**Direction**
Repeat the lines below exactly as they appear, but leave out the images.

* Begin *

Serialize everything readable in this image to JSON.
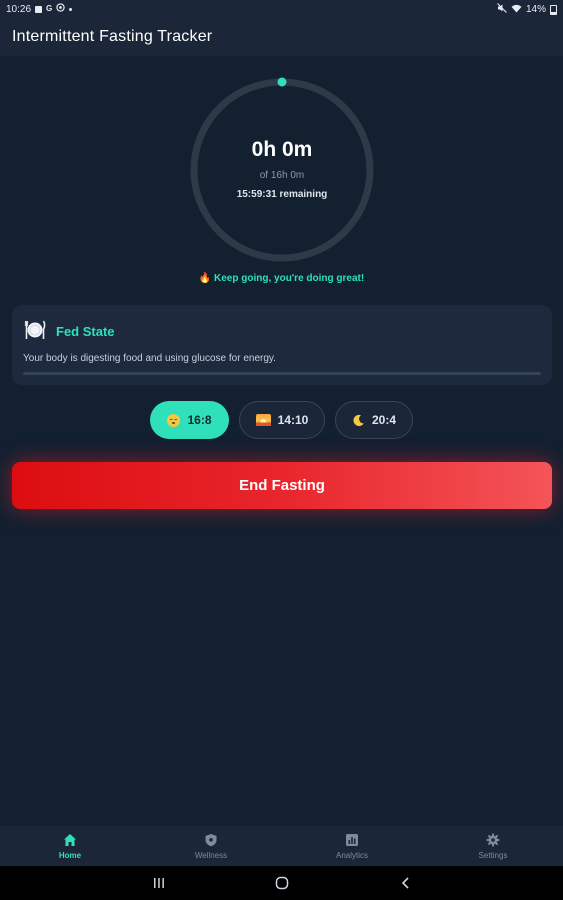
{
  "status_bar": {
    "time": "10:26",
    "battery": "14%",
    "left_icons": [
      "gallery-icon",
      "google-icon",
      "whatsapp-icon",
      "notification-dot-icon"
    ],
    "right_icons": [
      "mute-icon",
      "wifi-icon",
      "battery-icon"
    ]
  },
  "app": {
    "title": "Intermittent Fasting Tracker"
  },
  "timer": {
    "elapsed": "0h 0m",
    "goal": "of 16h 0m",
    "remaining": "15:59:31 remaining",
    "progress_fraction": 0.0
  },
  "motivation": "🔥 Keep going, you're doing great!",
  "stage": {
    "icon": "plate-icon",
    "name": "Fed State",
    "description": "Your body is digesting food and using glucose for energy.",
    "progress_fraction": 0.0
  },
  "plans": [
    {
      "label": "16:8",
      "icon": "sleepy-face-icon",
      "selected": true
    },
    {
      "label": "14:10",
      "icon": "sunrise-icon",
      "selected": false
    },
    {
      "label": "20:4",
      "icon": "crescent-moon-icon",
      "selected": false
    }
  ],
  "action": {
    "end_label": "End Fasting"
  },
  "nav": {
    "items": [
      {
        "label": "Home",
        "icon": "home-icon",
        "active": true
      },
      {
        "label": "Wellness",
        "icon": "shield-icon",
        "active": false
      },
      {
        "label": "Analytics",
        "icon": "analytics-icon",
        "active": false
      },
      {
        "label": "Settings",
        "icon": "gear-icon",
        "active": false
      }
    ]
  },
  "system_nav": [
    "recents-icon",
    "home-circle-icon",
    "back-icon"
  ],
  "colors": {
    "background": "#122030",
    "surface": "#1b2639",
    "card": "#1d2a3e",
    "accent": "#2fe0bb",
    "danger": "#e8262c",
    "text_muted": "#8e9aab"
  }
}
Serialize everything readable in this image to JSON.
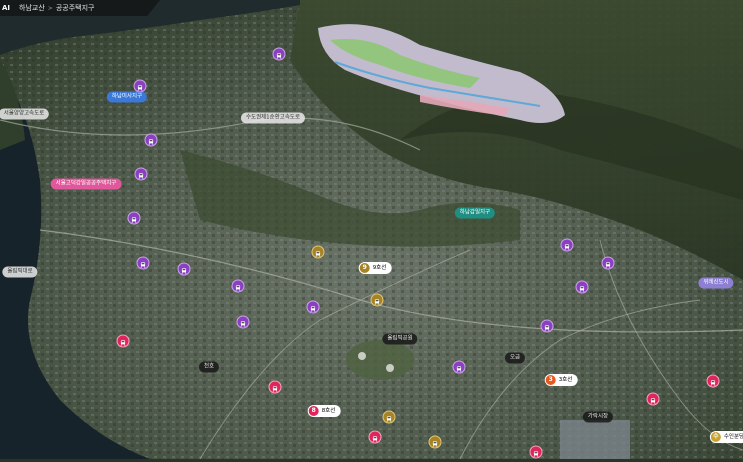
{
  "header": {
    "logo": "AI",
    "breadcrumb": [
      "하남교산",
      "공공주택지구"
    ],
    "separator": ">"
  },
  "labels": {
    "hanam_misa": "하남미사지구",
    "seoul_yangyang": "서울양양고속도로",
    "sudogwon_ring": "수도권제1순환고속도로",
    "seoul_godeok": "서울고덕강일공공주택지구",
    "hanam_gamil": "하남감일지구",
    "olympic_bridge": "올림픽대로",
    "olympic_park": "올림픽공원",
    "ogeum": "오금",
    "cheonho": "천호",
    "garak_market": "가락시장",
    "wirye": "위례신도시"
  },
  "lines": {
    "line9": {
      "num": "9",
      "text": "9호선",
      "color": "#a68324"
    },
    "line3": {
      "num": "3",
      "text": "3호선",
      "color": "#e8591d"
    },
    "line8": {
      "num": "8",
      "text": "8호선",
      "color": "#e0245e"
    },
    "suin": {
      "num": "수",
      "text": "수인분당선",
      "color": "#c9a12b"
    }
  },
  "colors": {
    "purple_station": "#8b3fc2",
    "pink_station": "#e0245e",
    "gold_station": "#a68324"
  },
  "icons": {
    "station": "train-icon"
  }
}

* End *

**Worked solution**
Serialize everything readable in this image to JSON.
{
  "status_bar": {
    "time": "10:26",
    "battery": "14%",
    "left_icons": [
      "gallery-icon",
      "google-icon",
      "whatsapp-icon",
      "notification-dot-icon"
    ],
    "right_icons": [
      "mute-icon",
      "wifi-icon",
      "battery-icon"
    ]
  },
  "app": {
    "title": "Intermittent Fasting Tracker"
  },
  "timer": {
    "elapsed": "0h 0m",
    "goal": "of 16h 0m",
    "remaining": "15:59:31 remaining",
    "progress_fraction": 0.0
  },
  "motivation": "🔥 Keep going, you're doing great!",
  "stage": {
    "icon": "plate-icon",
    "name": "Fed State",
    "description": "Your body is digesting food and using glucose for energy.",
    "progress_fraction": 0.0
  },
  "plans": [
    {
      "label": "16:8",
      "icon": "sleepy-face-icon",
      "selected": true
    },
    {
      "label": "14:10",
      "icon": "sunrise-icon",
      "selected": false
    },
    {
      "label": "20:4",
      "icon": "crescent-moon-icon",
      "selected": false
    }
  ],
  "action": {
    "end_label": "End Fasting"
  },
  "nav": {
    "items": [
      {
        "label": "Home",
        "icon": "home-icon",
        "active": true
      },
      {
        "label": "Wellness",
        "icon": "shield-icon",
        "active": false
      },
      {
        "label": "Analytics",
        "icon": "analytics-icon",
        "active": false
      },
      {
        "label": "Settings",
        "icon": "gear-icon",
        "active": false
      }
    ]
  },
  "system_nav": [
    "recents-icon",
    "home-circle-icon",
    "back-icon"
  ],
  "colors": {
    "background": "#122030",
    "surface": "#1b2639",
    "card": "#1d2a3e",
    "accent": "#2fe0bb",
    "danger": "#e8262c",
    "text_muted": "#8e9aab"
  }
}
Serialize everything readable in this image to JSON.
{
  "header": {
    "logo": "AI",
    "breadcrumb": [
      "하남교산",
      "공공주택지구"
    ],
    "separator": ">"
  },
  "labels": {
    "hanam_misa": "하남미사지구",
    "seoul_yangyang": "서울양양고속도로",
    "sudogwon_ring": "수도권제1순환고속도로",
    "seoul_godeok": "서울고덕강일공공주택지구",
    "hanam_gamil": "하남감일지구",
    "olympic_bridge": "올림픽대로",
    "olympic_park": "올림픽공원",
    "ogeum": "오금",
    "cheonho": "천호",
    "garak_market": "가락시장",
    "wirye": "위례신도시"
  },
  "lines": {
    "line9": {
      "num": "9",
      "text": "9호선",
      "color": "#a68324"
    },
    "line3": {
      "num": "3",
      "text": "3호선",
      "color": "#e8591d"
    },
    "line8": {
      "num": "8",
      "text": "8호선",
      "color": "#e0245e"
    },
    "suin": {
      "num": "수",
      "text": "수인분당선",
      "color": "#c9a12b"
    }
  },
  "colors": {
    "purple_station": "#8b3fc2",
    "pink_station": "#e0245e",
    "gold_station": "#a68324"
  },
  "icons": {
    "station": "train-icon"
  }
}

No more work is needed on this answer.